*WHAT IS NEEDED*.
Pick every line with "Santander" from the material below.

*DATA EXTRACT*.
***

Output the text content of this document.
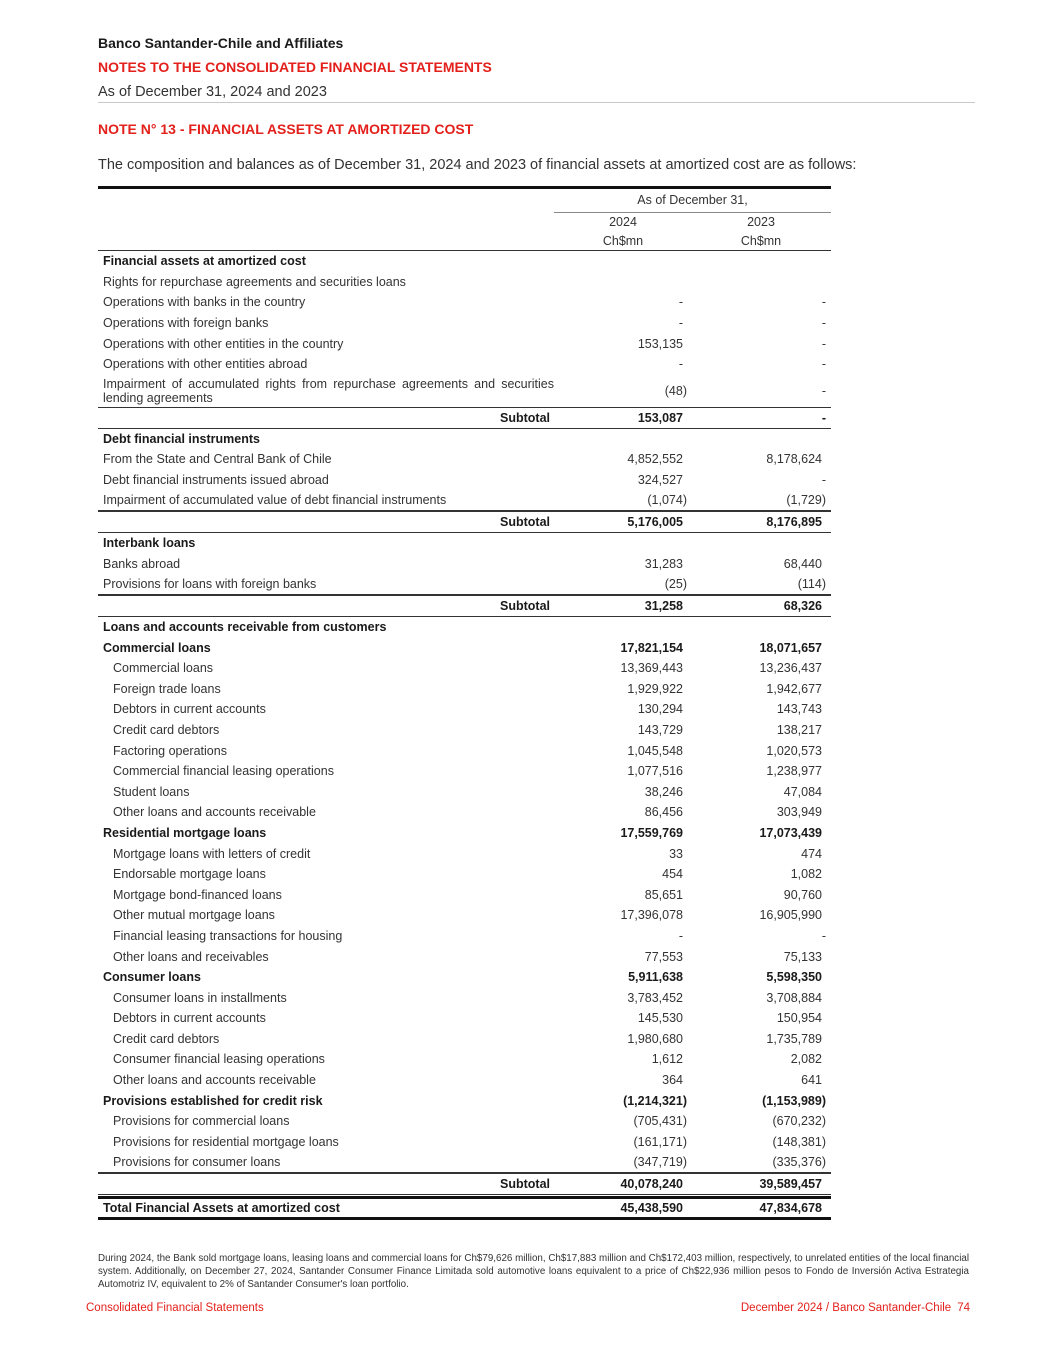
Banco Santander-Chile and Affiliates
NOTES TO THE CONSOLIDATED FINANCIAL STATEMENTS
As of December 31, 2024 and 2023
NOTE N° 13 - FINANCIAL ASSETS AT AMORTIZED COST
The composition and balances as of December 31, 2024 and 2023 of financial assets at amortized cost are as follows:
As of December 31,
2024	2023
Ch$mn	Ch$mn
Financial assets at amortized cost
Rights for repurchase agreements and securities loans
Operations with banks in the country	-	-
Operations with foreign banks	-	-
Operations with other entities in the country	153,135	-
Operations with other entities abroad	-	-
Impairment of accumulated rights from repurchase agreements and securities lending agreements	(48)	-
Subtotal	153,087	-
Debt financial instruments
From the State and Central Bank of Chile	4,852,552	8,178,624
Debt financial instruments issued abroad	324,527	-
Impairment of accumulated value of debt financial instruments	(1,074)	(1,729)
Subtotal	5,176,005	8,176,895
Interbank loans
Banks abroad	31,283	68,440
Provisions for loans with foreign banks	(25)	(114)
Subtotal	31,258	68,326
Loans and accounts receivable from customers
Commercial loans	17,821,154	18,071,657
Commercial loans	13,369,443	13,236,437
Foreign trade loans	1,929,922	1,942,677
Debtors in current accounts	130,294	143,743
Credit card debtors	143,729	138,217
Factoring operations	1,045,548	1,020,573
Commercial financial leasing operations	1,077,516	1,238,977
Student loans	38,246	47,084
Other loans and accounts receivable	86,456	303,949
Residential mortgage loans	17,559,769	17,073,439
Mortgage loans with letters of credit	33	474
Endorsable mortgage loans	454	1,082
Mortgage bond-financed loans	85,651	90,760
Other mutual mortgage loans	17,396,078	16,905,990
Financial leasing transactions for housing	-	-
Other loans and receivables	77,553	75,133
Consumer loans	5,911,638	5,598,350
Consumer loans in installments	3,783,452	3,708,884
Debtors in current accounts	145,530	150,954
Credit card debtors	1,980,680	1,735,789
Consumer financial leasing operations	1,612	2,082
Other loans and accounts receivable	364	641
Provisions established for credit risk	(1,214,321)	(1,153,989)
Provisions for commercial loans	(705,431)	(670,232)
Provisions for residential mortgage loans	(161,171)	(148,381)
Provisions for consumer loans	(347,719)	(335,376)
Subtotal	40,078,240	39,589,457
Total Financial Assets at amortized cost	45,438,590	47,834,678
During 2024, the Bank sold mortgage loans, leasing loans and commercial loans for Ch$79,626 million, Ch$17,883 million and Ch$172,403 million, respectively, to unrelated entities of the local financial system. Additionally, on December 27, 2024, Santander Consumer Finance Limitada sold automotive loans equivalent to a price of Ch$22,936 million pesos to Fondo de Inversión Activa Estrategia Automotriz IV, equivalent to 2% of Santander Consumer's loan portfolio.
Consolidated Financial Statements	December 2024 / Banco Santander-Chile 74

***

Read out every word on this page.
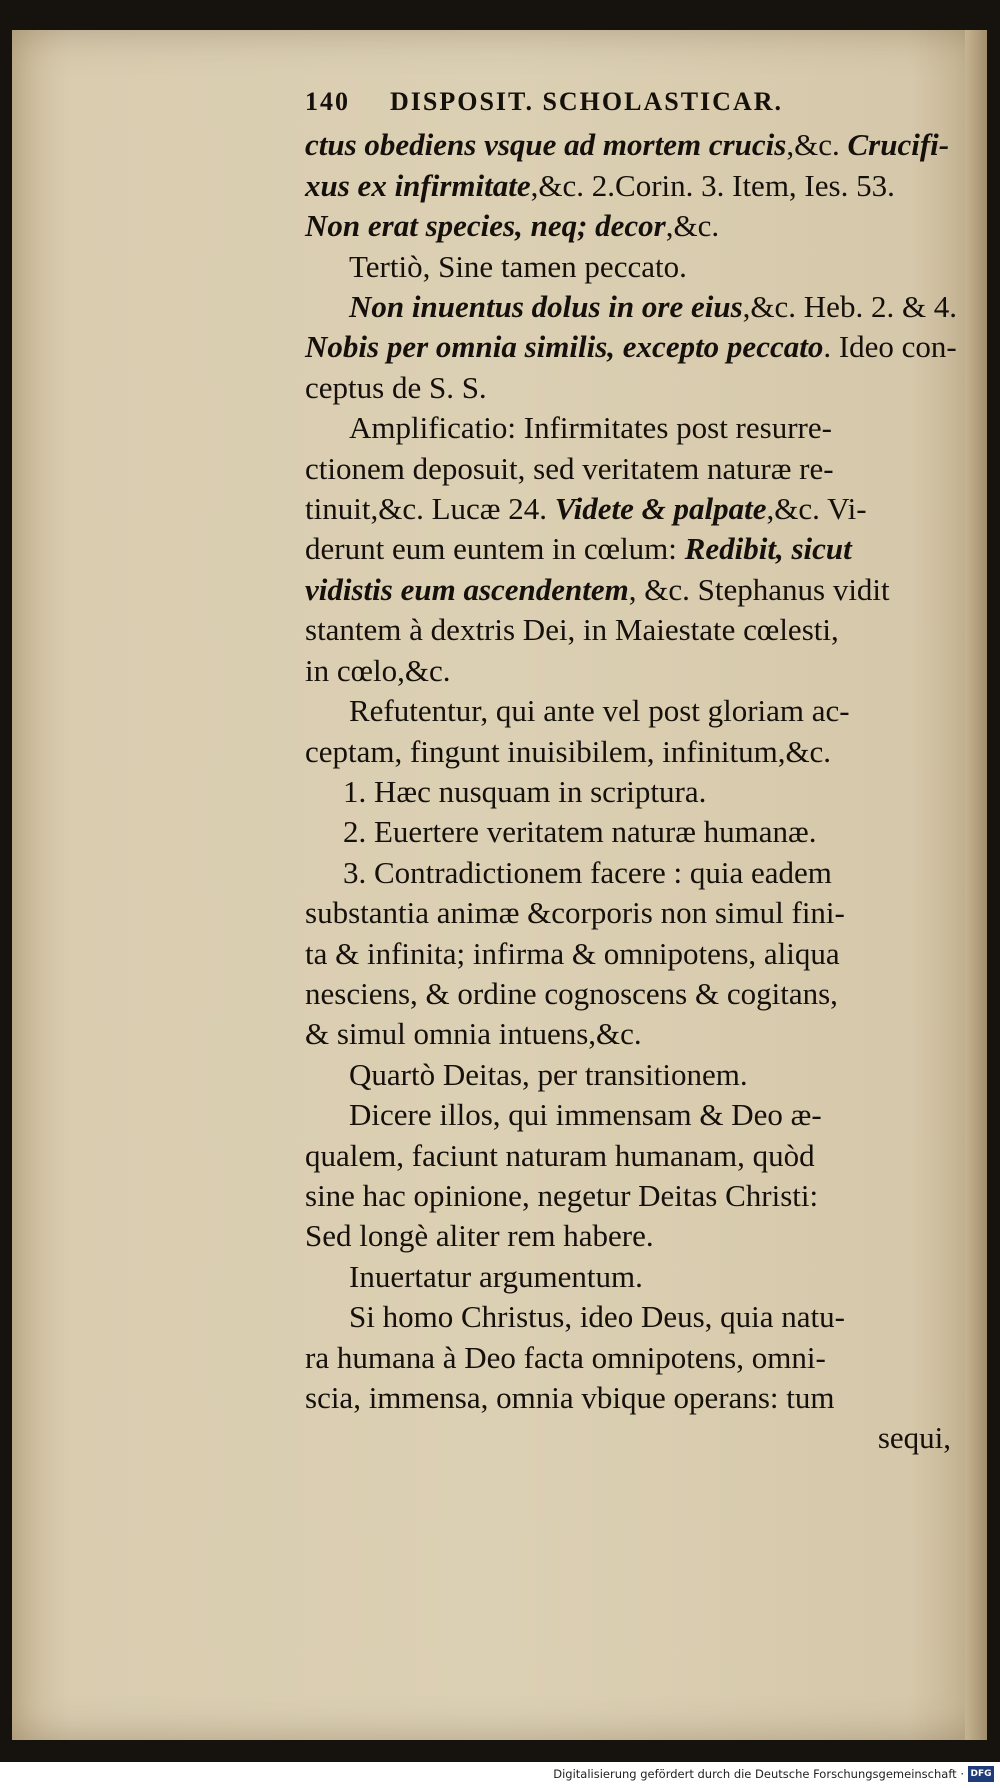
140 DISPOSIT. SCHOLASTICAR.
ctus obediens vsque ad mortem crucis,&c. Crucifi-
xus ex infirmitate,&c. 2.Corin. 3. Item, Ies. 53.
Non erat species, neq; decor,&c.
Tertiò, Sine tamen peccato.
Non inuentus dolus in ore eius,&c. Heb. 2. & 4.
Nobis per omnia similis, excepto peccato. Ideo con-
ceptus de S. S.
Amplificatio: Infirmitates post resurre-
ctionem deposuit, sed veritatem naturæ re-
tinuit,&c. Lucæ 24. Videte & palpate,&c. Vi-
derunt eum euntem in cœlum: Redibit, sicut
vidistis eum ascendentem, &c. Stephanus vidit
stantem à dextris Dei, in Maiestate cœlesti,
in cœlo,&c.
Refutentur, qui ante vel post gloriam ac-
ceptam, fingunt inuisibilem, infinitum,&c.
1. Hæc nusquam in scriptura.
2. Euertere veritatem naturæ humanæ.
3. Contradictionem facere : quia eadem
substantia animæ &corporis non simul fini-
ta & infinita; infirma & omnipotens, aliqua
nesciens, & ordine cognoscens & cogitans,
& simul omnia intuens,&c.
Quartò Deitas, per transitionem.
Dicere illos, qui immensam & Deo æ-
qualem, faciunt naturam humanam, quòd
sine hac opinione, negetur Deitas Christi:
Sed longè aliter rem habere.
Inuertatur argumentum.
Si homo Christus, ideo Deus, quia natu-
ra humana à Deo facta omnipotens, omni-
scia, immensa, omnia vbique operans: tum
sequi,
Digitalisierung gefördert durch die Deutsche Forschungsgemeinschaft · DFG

***

*OUTPUT BELOW*.
Banco Santander-Chile and Affiliates
During 2024, the Bank sold mortgage loans, leasing loans and commercial loans for Ch$79,626 million, Ch$17,883 million and Ch$172,403 million, respectively, to unrelated entities of the local financial system. Additionally, on December 27, 2024, Santander Consumer Finance Limitada sold automotive loans equivalent to a price of Ch$22,936 million pesos to Fondo de Inversión Activa Estrategia Automotriz IV, equivalent to 2% of Santander Consumer's loan portfolio.
Consolidated Financial Statements	December 2024 / Banco Santander-Chile 74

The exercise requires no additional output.